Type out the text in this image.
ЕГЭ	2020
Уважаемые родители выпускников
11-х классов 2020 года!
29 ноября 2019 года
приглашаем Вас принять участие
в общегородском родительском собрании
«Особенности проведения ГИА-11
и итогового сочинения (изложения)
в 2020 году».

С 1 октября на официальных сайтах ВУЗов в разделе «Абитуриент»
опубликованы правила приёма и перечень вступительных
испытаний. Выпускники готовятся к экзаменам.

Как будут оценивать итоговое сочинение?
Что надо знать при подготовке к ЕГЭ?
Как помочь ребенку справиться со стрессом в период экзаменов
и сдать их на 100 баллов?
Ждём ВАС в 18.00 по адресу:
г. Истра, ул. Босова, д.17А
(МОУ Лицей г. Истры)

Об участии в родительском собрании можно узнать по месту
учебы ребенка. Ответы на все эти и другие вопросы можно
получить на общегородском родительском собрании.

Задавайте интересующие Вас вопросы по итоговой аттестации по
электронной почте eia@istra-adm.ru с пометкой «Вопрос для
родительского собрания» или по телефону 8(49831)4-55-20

**THE TASK:** Which lines hold the word "родительском"? Copy every one of them.

**FULL ANSWER:**
в общегородском родительском собрании
Об участии в родительском собрании можно узнать по месту
получить на общегородском родительском собрании.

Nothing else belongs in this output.